» To be done:
From the material below, list every line containing "JSON".

[Begin]

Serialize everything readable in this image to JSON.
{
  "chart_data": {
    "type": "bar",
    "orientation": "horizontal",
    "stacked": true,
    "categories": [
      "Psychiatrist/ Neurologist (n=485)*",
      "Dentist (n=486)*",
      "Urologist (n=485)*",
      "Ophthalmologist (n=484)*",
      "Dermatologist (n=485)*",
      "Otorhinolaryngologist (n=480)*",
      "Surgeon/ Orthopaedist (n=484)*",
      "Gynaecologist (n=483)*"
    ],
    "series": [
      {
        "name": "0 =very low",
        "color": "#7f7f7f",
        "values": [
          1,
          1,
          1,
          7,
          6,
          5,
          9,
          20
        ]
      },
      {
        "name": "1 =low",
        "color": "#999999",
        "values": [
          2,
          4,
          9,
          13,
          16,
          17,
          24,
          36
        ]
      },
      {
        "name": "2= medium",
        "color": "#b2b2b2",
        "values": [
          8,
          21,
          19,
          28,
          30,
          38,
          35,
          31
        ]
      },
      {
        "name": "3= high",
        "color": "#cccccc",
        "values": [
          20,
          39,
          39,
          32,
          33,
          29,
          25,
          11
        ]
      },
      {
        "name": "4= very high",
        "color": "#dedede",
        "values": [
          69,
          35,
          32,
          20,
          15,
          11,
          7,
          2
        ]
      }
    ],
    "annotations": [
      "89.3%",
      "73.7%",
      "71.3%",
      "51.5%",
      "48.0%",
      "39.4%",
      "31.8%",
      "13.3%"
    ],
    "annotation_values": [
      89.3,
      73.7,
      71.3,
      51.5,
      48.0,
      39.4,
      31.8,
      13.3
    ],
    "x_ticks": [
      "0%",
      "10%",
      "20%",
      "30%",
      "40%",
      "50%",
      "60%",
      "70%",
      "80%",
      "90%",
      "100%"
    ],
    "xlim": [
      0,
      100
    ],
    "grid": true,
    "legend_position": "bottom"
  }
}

[End]
[Begin]

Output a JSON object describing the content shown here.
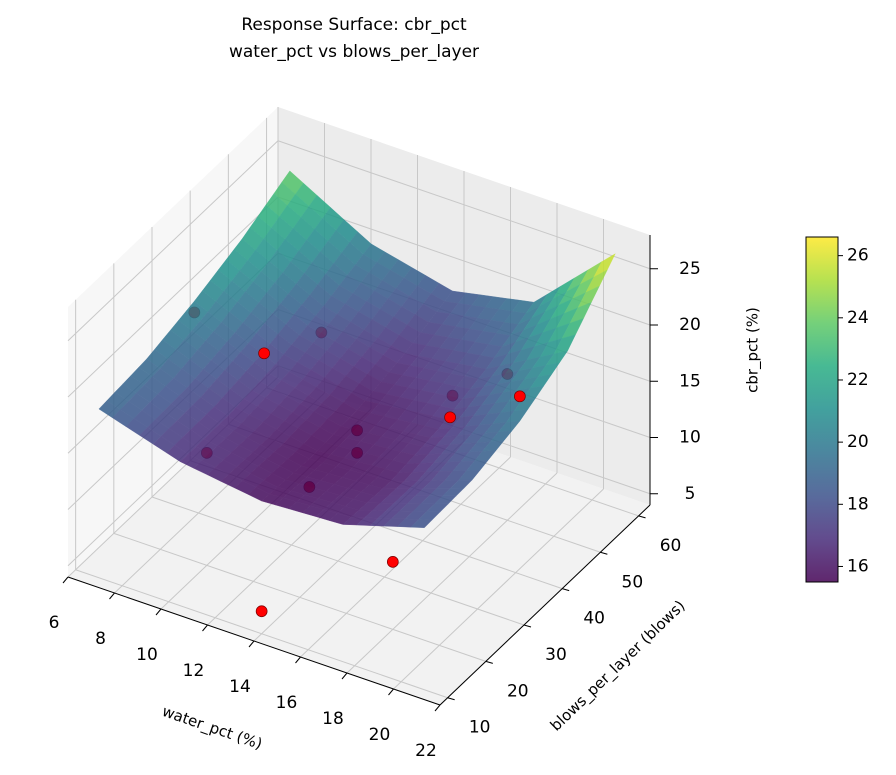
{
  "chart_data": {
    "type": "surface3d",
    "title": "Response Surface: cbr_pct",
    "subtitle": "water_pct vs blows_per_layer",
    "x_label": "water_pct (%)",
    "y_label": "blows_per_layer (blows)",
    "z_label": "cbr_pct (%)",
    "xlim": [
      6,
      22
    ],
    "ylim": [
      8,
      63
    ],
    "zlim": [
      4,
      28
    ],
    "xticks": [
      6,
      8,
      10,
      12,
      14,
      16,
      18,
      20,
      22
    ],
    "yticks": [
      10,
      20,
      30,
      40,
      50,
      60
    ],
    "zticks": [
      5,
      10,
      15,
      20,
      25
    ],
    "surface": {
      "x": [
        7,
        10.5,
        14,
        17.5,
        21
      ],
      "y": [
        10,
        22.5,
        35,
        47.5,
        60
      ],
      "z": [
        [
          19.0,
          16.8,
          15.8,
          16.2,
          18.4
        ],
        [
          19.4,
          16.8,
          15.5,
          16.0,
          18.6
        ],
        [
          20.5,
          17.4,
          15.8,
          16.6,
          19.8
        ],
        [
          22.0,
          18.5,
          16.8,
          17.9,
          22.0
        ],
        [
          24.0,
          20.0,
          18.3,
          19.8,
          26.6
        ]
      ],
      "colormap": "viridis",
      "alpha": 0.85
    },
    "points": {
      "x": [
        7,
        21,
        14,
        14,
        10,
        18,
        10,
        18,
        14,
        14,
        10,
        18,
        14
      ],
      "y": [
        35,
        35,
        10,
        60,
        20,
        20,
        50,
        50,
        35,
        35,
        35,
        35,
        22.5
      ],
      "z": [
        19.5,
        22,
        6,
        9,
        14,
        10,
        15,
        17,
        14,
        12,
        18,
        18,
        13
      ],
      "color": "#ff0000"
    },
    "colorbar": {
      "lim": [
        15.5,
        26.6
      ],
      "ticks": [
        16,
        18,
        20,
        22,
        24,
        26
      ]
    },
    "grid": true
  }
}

[End]

» Response to this exercise:
Serialize everything readable in this image to JSON.
Output a JSON object describing the content shown here.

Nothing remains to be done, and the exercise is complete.